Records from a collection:
################
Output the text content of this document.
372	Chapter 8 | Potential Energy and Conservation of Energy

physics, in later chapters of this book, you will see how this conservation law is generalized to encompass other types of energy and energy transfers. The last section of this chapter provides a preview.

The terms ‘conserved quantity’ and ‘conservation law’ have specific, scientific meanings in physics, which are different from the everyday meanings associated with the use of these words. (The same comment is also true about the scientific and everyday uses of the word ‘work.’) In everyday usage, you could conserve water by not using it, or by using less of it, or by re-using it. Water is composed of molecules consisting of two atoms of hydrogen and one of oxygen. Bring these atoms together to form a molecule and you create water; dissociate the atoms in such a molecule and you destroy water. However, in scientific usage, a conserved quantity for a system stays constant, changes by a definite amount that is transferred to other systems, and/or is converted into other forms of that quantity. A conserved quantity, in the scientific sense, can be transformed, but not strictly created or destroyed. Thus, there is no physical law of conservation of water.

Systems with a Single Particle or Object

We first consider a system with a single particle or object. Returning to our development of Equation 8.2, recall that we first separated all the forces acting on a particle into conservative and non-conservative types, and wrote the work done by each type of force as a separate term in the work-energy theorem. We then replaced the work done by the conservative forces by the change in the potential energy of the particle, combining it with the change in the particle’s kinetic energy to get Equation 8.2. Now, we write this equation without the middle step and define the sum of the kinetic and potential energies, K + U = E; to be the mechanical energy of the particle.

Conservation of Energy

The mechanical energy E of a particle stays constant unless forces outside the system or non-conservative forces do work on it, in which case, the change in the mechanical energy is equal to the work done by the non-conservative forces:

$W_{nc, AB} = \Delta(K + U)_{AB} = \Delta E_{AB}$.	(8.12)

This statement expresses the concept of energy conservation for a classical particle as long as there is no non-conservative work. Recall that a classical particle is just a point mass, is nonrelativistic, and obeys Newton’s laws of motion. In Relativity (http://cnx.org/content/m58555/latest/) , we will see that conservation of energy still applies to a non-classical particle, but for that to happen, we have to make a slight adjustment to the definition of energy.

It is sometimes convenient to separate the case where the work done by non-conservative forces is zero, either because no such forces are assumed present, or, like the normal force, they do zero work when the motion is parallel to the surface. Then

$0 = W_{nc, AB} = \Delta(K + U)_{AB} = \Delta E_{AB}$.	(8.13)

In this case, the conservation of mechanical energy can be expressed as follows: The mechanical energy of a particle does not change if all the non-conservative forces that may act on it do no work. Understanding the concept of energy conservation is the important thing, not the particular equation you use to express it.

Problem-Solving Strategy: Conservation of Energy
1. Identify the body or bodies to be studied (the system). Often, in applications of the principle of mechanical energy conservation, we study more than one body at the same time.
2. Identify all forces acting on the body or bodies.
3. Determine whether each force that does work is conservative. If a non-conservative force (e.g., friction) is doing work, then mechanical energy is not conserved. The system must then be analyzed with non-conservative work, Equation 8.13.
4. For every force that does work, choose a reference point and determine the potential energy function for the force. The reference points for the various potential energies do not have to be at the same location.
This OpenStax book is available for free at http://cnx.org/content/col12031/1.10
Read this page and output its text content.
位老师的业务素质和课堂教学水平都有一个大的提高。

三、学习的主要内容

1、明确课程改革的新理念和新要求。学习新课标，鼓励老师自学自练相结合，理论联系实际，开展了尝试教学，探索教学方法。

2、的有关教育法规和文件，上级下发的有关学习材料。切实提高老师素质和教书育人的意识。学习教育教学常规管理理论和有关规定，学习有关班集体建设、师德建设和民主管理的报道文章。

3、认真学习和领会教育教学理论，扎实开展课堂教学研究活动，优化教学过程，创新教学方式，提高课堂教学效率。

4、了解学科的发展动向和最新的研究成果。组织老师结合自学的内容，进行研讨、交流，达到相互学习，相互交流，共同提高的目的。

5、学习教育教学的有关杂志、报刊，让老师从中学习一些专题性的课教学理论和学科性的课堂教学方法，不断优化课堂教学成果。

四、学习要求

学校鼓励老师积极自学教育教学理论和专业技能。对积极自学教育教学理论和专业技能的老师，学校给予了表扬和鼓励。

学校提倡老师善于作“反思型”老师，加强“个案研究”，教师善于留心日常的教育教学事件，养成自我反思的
################
Goal: Using the exact wording, write out all of the records.

Finished exercise:
Output the text content of this document.
372	Chapter 8 | Potential Energy and Conservation of Energy

physics, in later chapters of this book, you will see how this conservation law is generalized to encompass other types of energy and energy transfers. The last section of this chapter provides a preview.

The terms ‘conserved quantity’ and ‘conservation law’ have specific, scientific meanings in physics, which are different from the everyday meanings associated with the use of these words. (The same comment is also true about the scientific and everyday uses of the word ‘work.’) In everyday usage, you could conserve water by not using it, or by using less of it, or by re-using it. Water is composed of molecules consisting of two atoms of hydrogen and one of oxygen. Bring these atoms together to form a molecule and you create water; dissociate the atoms in such a molecule and you destroy water. However, in scientific usage, a conserved quantity for a system stays constant, changes by a definite amount that is transferred to other systems, and/or is converted into other forms of that quantity. A conserved quantity, in the scientific sense, can be transformed, but not strictly created or destroyed. Thus, there is no physical law of conservation of water.

Systems with a Single Particle or Object

We first consider a system with a single particle or object. Returning to our development of Equation 8.2, recall that we first separated all the forces acting on a particle into conservative and non-conservative types, and wrote the work done by each type of force as a separate term in the work-energy theorem. We then replaced the work done by the conservative forces by the change in the potential energy of the particle, combining it with the change in the particle’s kinetic energy to get Equation 8.2. Now, we write this equation without the middle step and define the sum of the kinetic and potential energies, K + U = E; to be the mechanical energy of the particle.

Conservation of Energy

The mechanical energy E of a particle stays constant unless forces outside the system or non-conservative forces do work on it, in which case, the change in the mechanical energy is equal to the work done by the non-conservative forces:

$W_{nc, AB} = \Delta(K + U)_{AB} = \Delta E_{AB}$.	(8.12)

This statement expresses the concept of energy conservation for a classical particle as long as there is no non-conservative work. Recall that a classical particle is just a point mass, is nonrelativistic, and obeys Newton’s laws of motion. In Relativity (http://cnx.org/content/m58555/latest/) , we will see that conservation of energy still applies to a non-classical particle, but for that to happen, we have to make a slight adjustment to the definition of energy.

It is sometimes convenient to separate the case where the work done by non-conservative forces is zero, either because no such forces are assumed present, or, like the normal force, they do zero work when the motion is parallel to the surface. Then

$0 = W_{nc, AB} = \Delta(K + U)_{AB} = \Delta E_{AB}$.	(8.13)

In this case, the conservation of mechanical energy can be expressed as follows: The mechanical energy of a particle does not change if all the non-conservative forces that may act on it do no work. Understanding the concept of energy conservation is the important thing, not the particular equation you use to express it.

Problem-Solving Strategy: Conservation of Energy
1. Identify the body or bodies to be studied (the system). Often, in applications of the principle of mechanical energy conservation, we study more than one body at the same time.
2. Identify all forces acting on the body or bodies.
3. Determine whether each force that does work is conservative. If a non-conservative force (e.g., friction) is doing work, then mechanical energy is not conserved. The system must then be analyzed with non-conservative work, Equation 8.13.
4. For every force that does work, choose a reference point and determine the potential energy function for the force. The reference points for the various potential energies do not have to be at the same location.
This OpenStax book is available for free at http://cnx.org/content/col12031/1.10
Read this page and output its text content.
位老师的业务素质和课堂教学水平都有一个大的提高。

三、学习的主要内容

1、明确课程改革的新理念和新要求。学习新课标，鼓励老师自学自练相结合，理论联系实际，开展了尝试教学，探索教学方法。

2、的有关教育法规和文件，上级下发的有关学习材料。切实提高老师素质和教书育人的意识。学习教育教学常规管理理论和有关规定，学习有关班集体建设、师德建设和民主管理的报道文章。

3、认真学习和领会教育教学理论，扎实开展课堂教学研究活动，优化教学过程，创新教学方式，提高课堂教学效率。

4、了解学科的发展动向和最新的研究成果。组织老师结合自学的内容，进行研讨、交流，达到相互学习，相互交流，共同提高的目的。

5、学习教育教学的有关杂志、报刊，让老师从中学习一些专题性的课教学理论和学科性的课堂教学方法，不断优化课堂教学成果。

四、学习要求

学校鼓励老师积极自学教育教学理论和专业技能。对积极自学教育教学理论和专业技能的老师，学校给予了表扬和鼓励。

学校提倡老师善于作“反思型”老师，加强“个案研究”，教师善于留心日常的教育教学事件，养成自我反思的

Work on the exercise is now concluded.